All records must be quoted exactly. Omit the pictures.

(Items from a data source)
◇ ◇ ◇
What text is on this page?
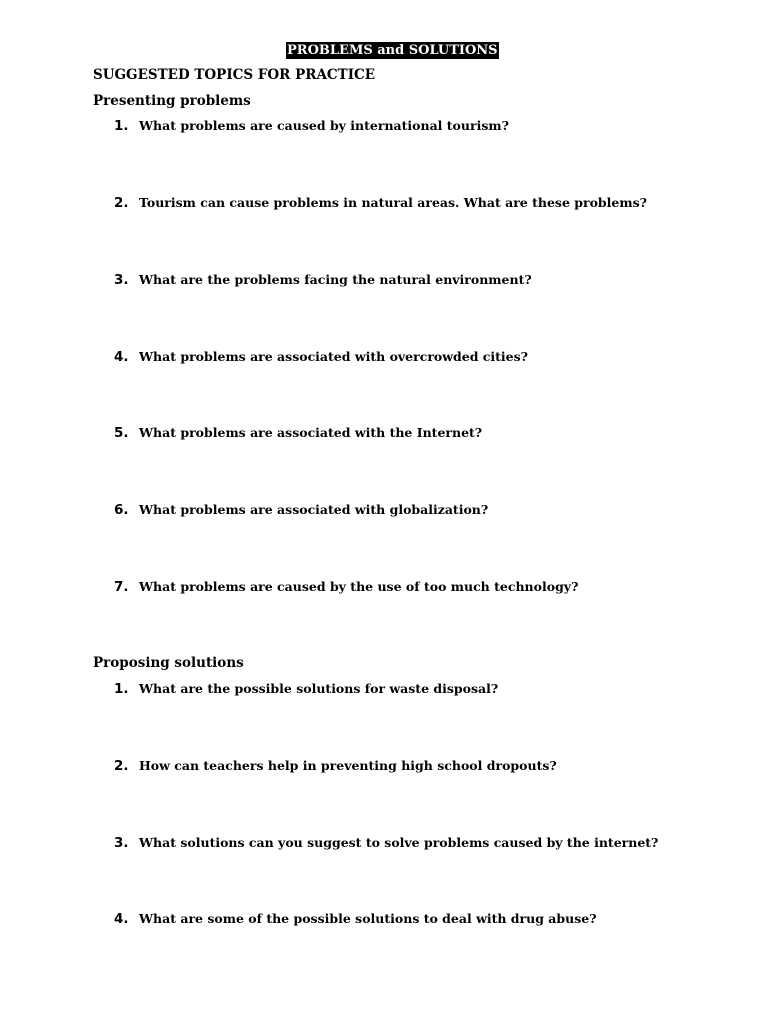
PROBLEMS and SOLUTIONS
SUGGESTED TOPICS FOR PRACTICE
Presenting problems
1. What problems are caused by international tourism?
2. Tourism can cause problems in natural areas. What are these problems?
3. What are the problems facing the natural environment?
4. What problems are associated with overcrowded cities?
5. What problems are associated with the Internet?
6. What problems are associated with globalization?
7. What problems are caused by the use of too much technology?
Proposing solutions
1. What are the possible solutions for waste disposal?
2. How can teachers help in preventing high school dropouts?
3. What solutions can you suggest to solve problems caused by the internet?
4. What are some of the possible solutions to deal with drug abuse?
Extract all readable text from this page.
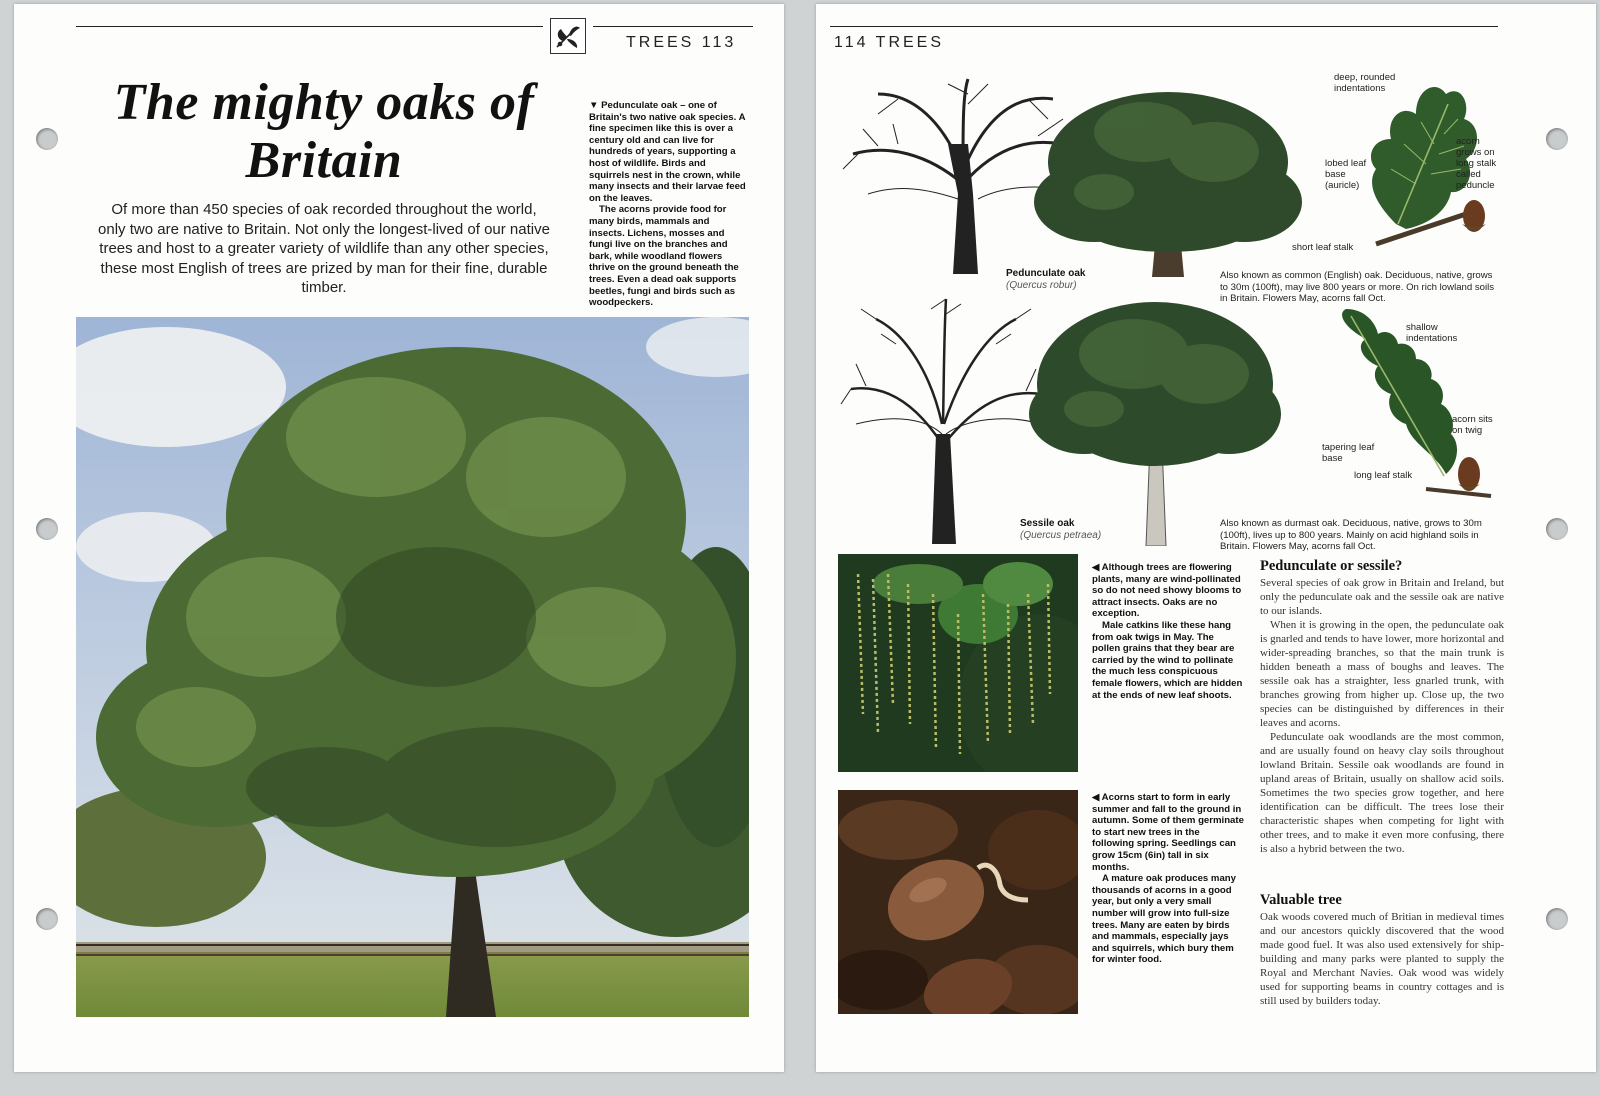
TREES 113
The mighty oaks of
Britain
Of more than 450 species of oak recorded throughout the world, only two are native to Britain. Not only the longest-lived of our native trees and host to a greater variety of wildlife than any other species, these most English of trees are prized by man for their fine, durable timber.

▼ Pedunculate oak – one of Britain's two native oak species. A fine specimen like this is over a century old and can live for hundreds of years, supporting a host of wildlife. Birds and squirrels nest in the crown, while many insects and their larvae feed on the leaves.

The acorns provide food for many birds, mammals and insects. Lichens, mosses and fungi live on the branches and bark, while woodland flowers thrive on the ground beneath the trees. Even a dead oak supports beetles, fungi and birds such as woodpeckers.

114 TREES
Pedunculate oak
(Quercus robur)
deep, rounded indentations
lobed leaf base (auricle)
acorn grows on long stalk called peduncle
short leaf stalk
Also known as common (English) oak. Deciduous, native, grows to 30m (100ft), may live 800 years or more. On rich lowland soils in Britain. Flowers May, acorns fall Oct.
Sessile oak
(Quercus petraea)
shallow indentations
acorn sits on twig
tapering leaf base
long leaf stalk
Also known as durmast oak. Deciduous, native, grows to 30m (100ft), lives up to 800 years. Mainly on acid highland soils in Britain. Flowers May, acorns fall Oct.

◀ Although trees are flowering plants, many are wind-pollinated so do not need showy blooms to attract insects. Oaks are no exception.

Male catkins like these hang from oak twigs in May. The pollen grains that they bear are carried by the wind to pollinate the much less conspicuous female flowers, which are hidden at the ends of new leaf shoots.

◀ Acorns start to form in early summer and fall to the ground in autumn. Some of them germinate to start new trees in the following spring. Seedlings can grow 15cm (6in) tall in six months.

A mature oak produces many thousands of acorns in a good year, but only a very small number will grow into full-size trees. Many are eaten by birds and mammals, especially jays and squirrels, which bury them for winter food.

Pedunculate or sessile?

Several species of oak grow in Britain and Ireland, but only the pedunculate oak and the sessile oak are native to our islands.

When it is growing in the open, the pedunculate oak is gnarled and tends to have lower, more horizontal and wider-spreading branches, so that the main trunk is hidden beneath a mass of boughs and leaves. The sessile oak has a straighter, less gnarled trunk, with branches growing from higher up. Close up, the two species can be distinguished by differences in their leaves and acorns.

Pedunculate oak woodlands are the most common, and are usually found on heavy clay soils throughout lowland Britain. Sessile oak woodlands are found in upland areas of Britain, usually on shallow acid soils. Sometimes the two species grow together, and here identification can be difficult. The trees lose their characteristic shapes when competing for light with other trees, and to make it even more confusing, there is also a hybrid between the two.

Valuable tree

Oak woods covered much of Britian in medieval times and our ancestors quickly discovered that the wood made good fuel. It was also used extensively for ship-building and many parks were planted to supply the Royal and Merchant Navies. Oak wood was widely used for supporting beams in country cottages and is still used by builders today.
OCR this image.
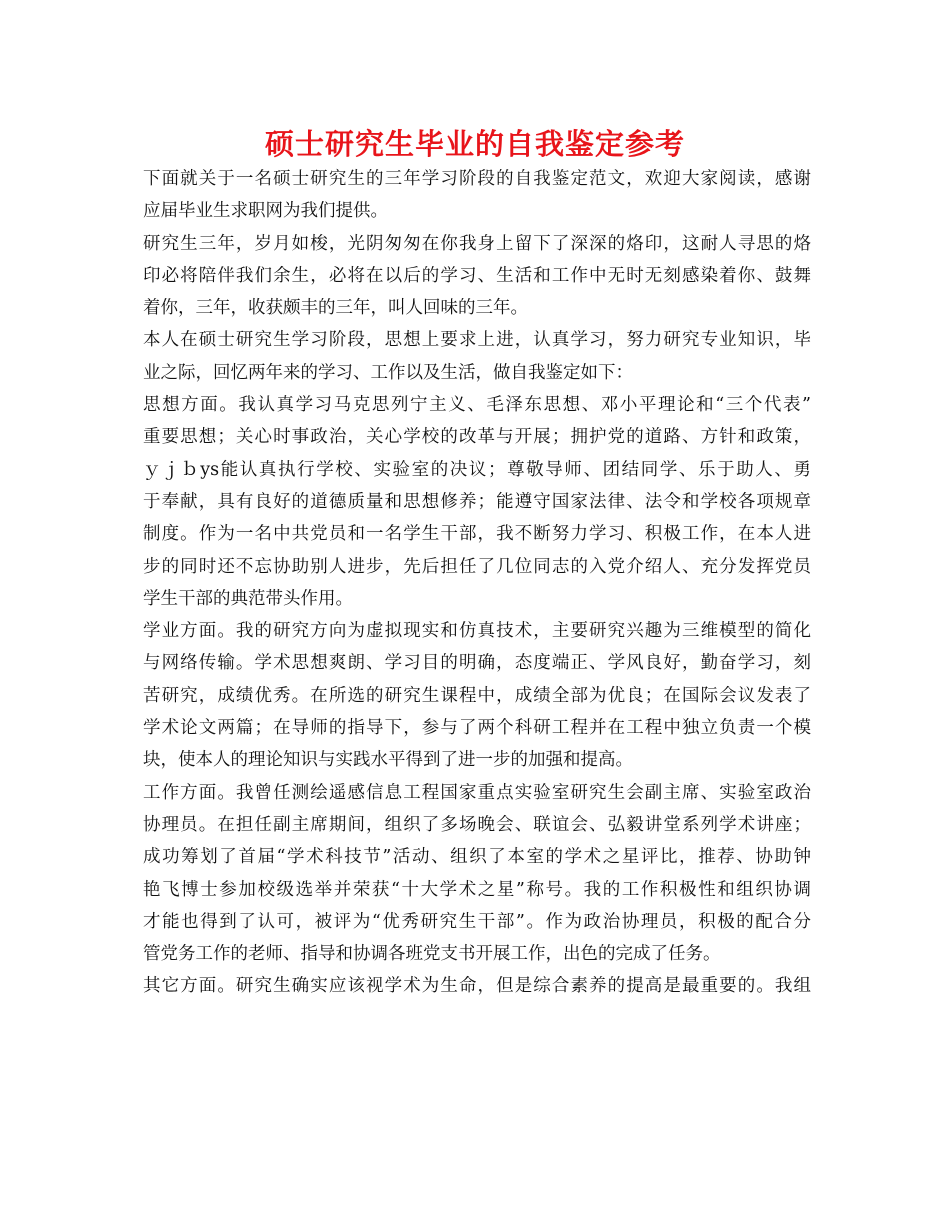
硕士研究生毕业的自我鉴定参考
下面就关于一名硕士研究生的三年学习阶段的自我鉴定范文，欢迎大家阅读，感谢
应届毕业生求职网为我们提供。
研究生三年，岁月如梭，光阴匆匆在你我身上留下了深深的烙印，这耐人寻思的烙
印必将陪伴我们余生，必将在以后的学习、生活和工作中无时无刻感染着你、鼓舞
着你，三年，收获颇丰的三年，叫人回味的三年。
本人在硕士研究生学习阶段，思想上要求上进，认真学习，努力研究专业知识，毕
业之际，回忆两年来的学习、工作以及生活，做自我鉴定如下：
思想方面。我认真学习马克思列宁主义、毛泽东思想、邓小平理论和“三个代表”
重要思想；关心时事政治，关心学校的改革与开展；拥护党的道路、方针和政策，
ｙｊｂys能认真执行学校、实验室的决议；尊敬导师、团结同学、乐于助人、勇
于奉献，具有良好的道德质量和思想修养；能遵守国家法律、法令和学校各项规章
制度。作为一名中共党员和一名学生干部，我不断努力学习、积极工作，在本人进
步的同时还不忘协助别人进步，先后担任了几位同志的入党介绍人、充分发挥党员
学生干部的典范带头作用。
学业方面。我的研究方向为虚拟现实和仿真技术，主要研究兴趣为三维模型的简化
与网络传输。学术思想爽朗、学习目的明确，态度端正、学风良好，勤奋学习，刻
苦研究，成绩优秀。在所选的研究生课程中，成绩全部为优良；在国际会议发表了
学术论文两篇；在导师的指导下，参与了两个科研工程并在工程中独立负责一个模
块，使本人的理论知识与实践水平得到了进一步的加强和提高。
工作方面。我曾任测绘遥感信息工程国家重点实验室研究生会副主席、实验室政治
协理员。在担任副主席期间，组织了多场晚会、联谊会、弘毅讲堂系列学术讲座；
成功筹划了首届“学术科技节”活动、组织了本室的学术之星评比，推荐、协助钟
艳飞博士参加校级选举并荣获“十大学术之星”称号。我的工作积极性和组织协调
才能也得到了认可，被评为“优秀研究生干部”。作为政治协理员，积极的配合分
管党务工作的老师、指导和协调各班党支书开展工作，出色的完成了任务。
其它方面。研究生确实应该视学术为生命，但是综合素养的提高是最重要的。我组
◇ ◇ ◇
Result:
What text is on this page?
PROBLEMS and SOLUTIONS
SUGGESTED TOPICS FOR PRACTICE
Presenting problems
1. What problems are caused by international tourism?
2. Tourism can cause problems in natural areas. What are these problems?
3. What are the problems facing the natural environment?
4. What problems are associated with overcrowded cities?
5. What problems are associated with the Internet?
6. What problems are associated with globalization?
7. What problems are caused by the use of too much technology?
Proposing solutions
1. What are the possible solutions for waste disposal?
2. How can teachers help in preventing high school dropouts?
3. What solutions can you suggest to solve problems caused by the internet?
4. What are some of the possible solutions to deal with drug abuse?
Extract all readable text from this page.
TREES 113
The mighty oaks of
Britain
Of more than 450 species of oak recorded throughout the world, only two are native to Britain. Not only the longest-lived of our native trees and host to a greater variety of wildlife than any other species, these most English of trees are prized by man for their fine, durable timber.

▼ Pedunculate oak – one of Britain's two native oak species. A fine specimen like this is over a century old and can live for hundreds of years, supporting a host of wildlife. Birds and squirrels nest in the crown, while many insects and their larvae feed on the leaves.

The acorns provide food for many birds, mammals and insects. Lichens, mosses and fungi live on the branches and bark, while woodland flowers thrive on the ground beneath the trees. Even a dead oak supports beetles, fungi and birds such as woodpeckers.

114 TREES
Pedunculate oak
(Quercus robur)
deep, rounded indentations
lobed leaf base (auricle)
acorn grows on long stalk called peduncle
short leaf stalk
Also known as common (English) oak. Deciduous, native, grows to 30m (100ft), may live 800 years or more. On rich lowland soils in Britain. Flowers May, acorns fall Oct.
Sessile oak
(Quercus petraea)
shallow indentations
acorn sits on twig
tapering leaf base
long leaf stalk
Also known as durmast oak. Deciduous, native, grows to 30m (100ft), lives up to 800 years. Mainly on acid highland soils in Britain. Flowers May, acorns fall Oct.

◀ Although trees are flowering plants, many are wind-pollinated so do not need showy blooms to attract insects. Oaks are no exception.

Male catkins like these hang from oak twigs in May. The pollen grains that they bear are carried by the wind to pollinate the much less conspicuous female flowers, which are hidden at the ends of new leaf shoots.

◀ Acorns start to form in early summer and fall to the ground in autumn. Some of them germinate to start new trees in the following spring. Seedlings can grow 15cm (6in) tall in six months.

A mature oak produces many thousands of acorns in a good year, but only a very small number will grow into full-size trees. Many are eaten by birds and mammals, especially jays and squirrels, which bury them for winter food.

Pedunculate or sessile?

Several species of oak grow in Britain and Ireland, but only the pedunculate oak and the sessile oak are native to our islands.

When it is growing in the open, the pedunculate oak is gnarled and tends to have lower, more horizontal and wider-spreading branches, so that the main trunk is hidden beneath a mass of boughs and leaves. The sessile oak has a straighter, less gnarled trunk, with branches growing from higher up. Close up, the two species can be distinguished by differences in their leaves and acorns.

Pedunculate oak woodlands are the most common, and are usually found on heavy clay soils throughout lowland Britain. Sessile oak woodlands are found in upland areas of Britain, usually on shallow acid soils. Sometimes the two species grow together, and here identification can be difficult. The trees lose their characteristic shapes when competing for light with other trees, and to make it even more confusing, there is also a hybrid between the two.

Valuable tree

Oak woods covered much of Britian in medieval times and our ancestors quickly discovered that the wood made good fuel. It was also used extensively for ship-building and many parks were planted to supply the Royal and Merchant Navies. Oak wood was widely used for supporting beams in country cottages and is still used by builders today.
OCR this image.
硕士研究生毕业的自我鉴定参考
下面就关于一名硕士研究生的三年学习阶段的自我鉴定范文，欢迎大家阅读，感谢
应届毕业生求职网为我们提供。
研究生三年，岁月如梭，光阴匆匆在你我身上留下了深深的烙印，这耐人寻思的烙
印必将陪伴我们余生，必将在以后的学习、生活和工作中无时无刻感染着你、鼓舞
着你，三年，收获颇丰的三年，叫人回味的三年。
本人在硕士研究生学习阶段，思想上要求上进，认真学习，努力研究专业知识，毕
业之际，回忆两年来的学习、工作以及生活，做自我鉴定如下：
思想方面。我认真学习马克思列宁主义、毛泽东思想、邓小平理论和“三个代表”
重要思想；关心时事政治，关心学校的改革与开展；拥护党的道路、方针和政策，
ｙｊｂys能认真执行学校、实验室的决议；尊敬导师、团结同学、乐于助人、勇
于奉献，具有良好的道德质量和思想修养；能遵守国家法律、法令和学校各项规章
制度。作为一名中共党员和一名学生干部，我不断努力学习、积极工作，在本人进
步的同时还不忘协助别人进步，先后担任了几位同志的入党介绍人、充分发挥党员
学生干部的典范带头作用。
学业方面。我的研究方向为虚拟现实和仿真技术，主要研究兴趣为三维模型的简化
与网络传输。学术思想爽朗、学习目的明确，态度端正、学风良好，勤奋学习，刻
苦研究，成绩优秀。在所选的研究生课程中，成绩全部为优良；在国际会议发表了
学术论文两篇；在导师的指导下，参与了两个科研工程并在工程中独立负责一个模
块，使本人的理论知识与实践水平得到了进一步的加强和提高。
工作方面。我曾任测绘遥感信息工程国家重点实验室研究生会副主席、实验室政治
协理员。在担任副主席期间，组织了多场晚会、联谊会、弘毅讲堂系列学术讲座；
成功筹划了首届“学术科技节”活动、组织了本室的学术之星评比，推荐、协助钟
艳飞博士参加校级选举并荣获“十大学术之星”称号。我的工作积极性和组织协调
才能也得到了认可，被评为“优秀研究生干部”。作为政治协理员，积极的配合分
管党务工作的老师、指导和协调各班党支书开展工作，出色的完成了任务。
其它方面。研究生确实应该视学术为生命，但是综合素养的提高是最重要的。我组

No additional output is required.